TASK: Search the data for the string "LLMs" and extract every line where it appears.

Figure record listings:

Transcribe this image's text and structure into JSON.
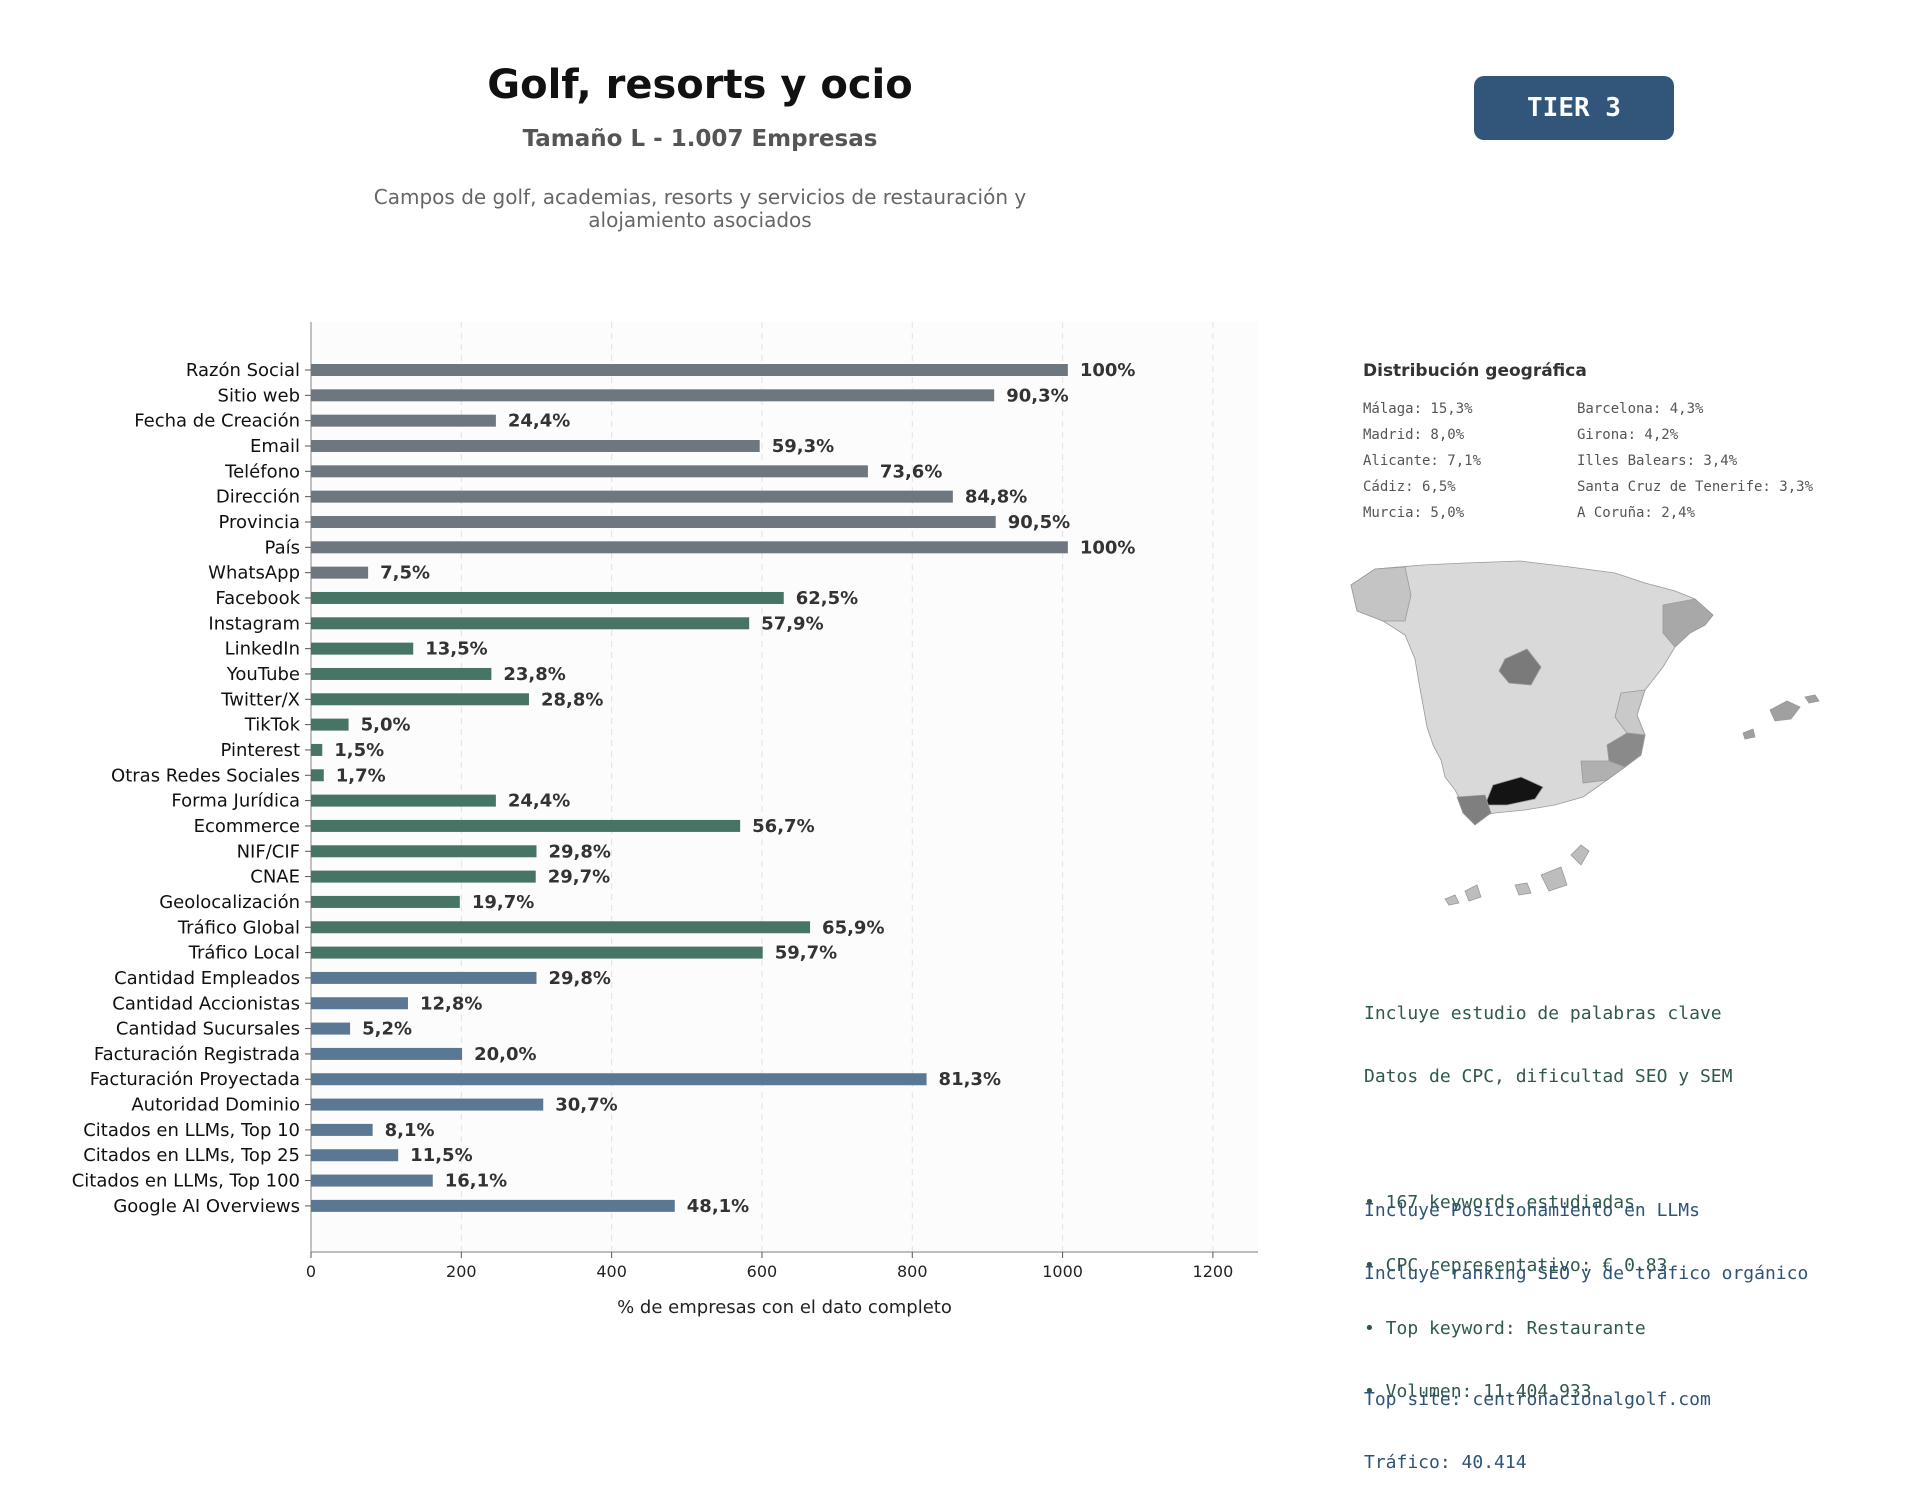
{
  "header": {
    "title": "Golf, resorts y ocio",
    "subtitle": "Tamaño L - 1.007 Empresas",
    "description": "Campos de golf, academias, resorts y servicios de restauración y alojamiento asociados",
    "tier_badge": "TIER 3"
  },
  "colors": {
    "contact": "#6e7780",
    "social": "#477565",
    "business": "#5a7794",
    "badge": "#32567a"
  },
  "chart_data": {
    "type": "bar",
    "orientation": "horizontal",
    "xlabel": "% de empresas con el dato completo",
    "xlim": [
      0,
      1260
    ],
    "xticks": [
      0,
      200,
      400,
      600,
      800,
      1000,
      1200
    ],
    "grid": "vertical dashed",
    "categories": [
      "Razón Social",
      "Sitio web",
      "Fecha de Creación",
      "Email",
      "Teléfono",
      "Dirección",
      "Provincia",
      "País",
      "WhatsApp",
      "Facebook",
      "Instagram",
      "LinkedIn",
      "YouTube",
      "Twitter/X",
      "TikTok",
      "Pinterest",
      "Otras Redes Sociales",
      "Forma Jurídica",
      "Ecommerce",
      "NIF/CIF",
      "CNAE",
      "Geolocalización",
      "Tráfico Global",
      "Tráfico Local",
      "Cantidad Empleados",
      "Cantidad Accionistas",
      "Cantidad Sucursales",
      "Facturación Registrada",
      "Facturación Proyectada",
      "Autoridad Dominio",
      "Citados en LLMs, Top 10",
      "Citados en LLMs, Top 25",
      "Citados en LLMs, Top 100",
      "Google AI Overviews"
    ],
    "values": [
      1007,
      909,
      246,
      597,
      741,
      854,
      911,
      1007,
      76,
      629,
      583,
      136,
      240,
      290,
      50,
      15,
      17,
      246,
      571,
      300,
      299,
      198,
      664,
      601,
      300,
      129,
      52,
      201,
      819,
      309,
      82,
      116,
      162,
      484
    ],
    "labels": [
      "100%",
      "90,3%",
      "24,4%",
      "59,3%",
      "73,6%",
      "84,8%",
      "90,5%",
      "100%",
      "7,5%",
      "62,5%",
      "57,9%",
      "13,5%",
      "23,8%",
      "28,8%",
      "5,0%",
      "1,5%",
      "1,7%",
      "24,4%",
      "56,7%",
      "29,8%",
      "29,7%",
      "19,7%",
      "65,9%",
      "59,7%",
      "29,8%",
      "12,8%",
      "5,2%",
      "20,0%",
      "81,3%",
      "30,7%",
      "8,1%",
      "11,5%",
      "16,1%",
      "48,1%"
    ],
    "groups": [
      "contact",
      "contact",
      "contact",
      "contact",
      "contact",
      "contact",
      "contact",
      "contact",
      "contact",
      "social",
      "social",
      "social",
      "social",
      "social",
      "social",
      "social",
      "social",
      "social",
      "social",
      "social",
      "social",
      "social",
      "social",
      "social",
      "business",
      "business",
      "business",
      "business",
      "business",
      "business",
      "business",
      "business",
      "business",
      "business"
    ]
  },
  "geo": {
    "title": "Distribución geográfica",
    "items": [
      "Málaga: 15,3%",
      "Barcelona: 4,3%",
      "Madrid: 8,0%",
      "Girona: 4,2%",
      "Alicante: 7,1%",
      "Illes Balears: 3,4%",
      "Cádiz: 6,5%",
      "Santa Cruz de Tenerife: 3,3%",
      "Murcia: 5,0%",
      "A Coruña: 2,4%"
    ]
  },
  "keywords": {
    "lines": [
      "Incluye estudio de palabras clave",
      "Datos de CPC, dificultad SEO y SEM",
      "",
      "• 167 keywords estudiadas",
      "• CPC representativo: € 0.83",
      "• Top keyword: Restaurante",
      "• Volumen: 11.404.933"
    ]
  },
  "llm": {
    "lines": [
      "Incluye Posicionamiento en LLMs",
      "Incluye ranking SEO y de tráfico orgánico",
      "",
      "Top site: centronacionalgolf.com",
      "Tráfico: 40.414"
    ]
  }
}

OUTPUT BELOW:
      "Citados en LLMs, Top 10",
      "Citados en LLMs, Top 25",
      "Citados en LLMs, Top 100",
      "Incluye Posicionamiento en LLMs",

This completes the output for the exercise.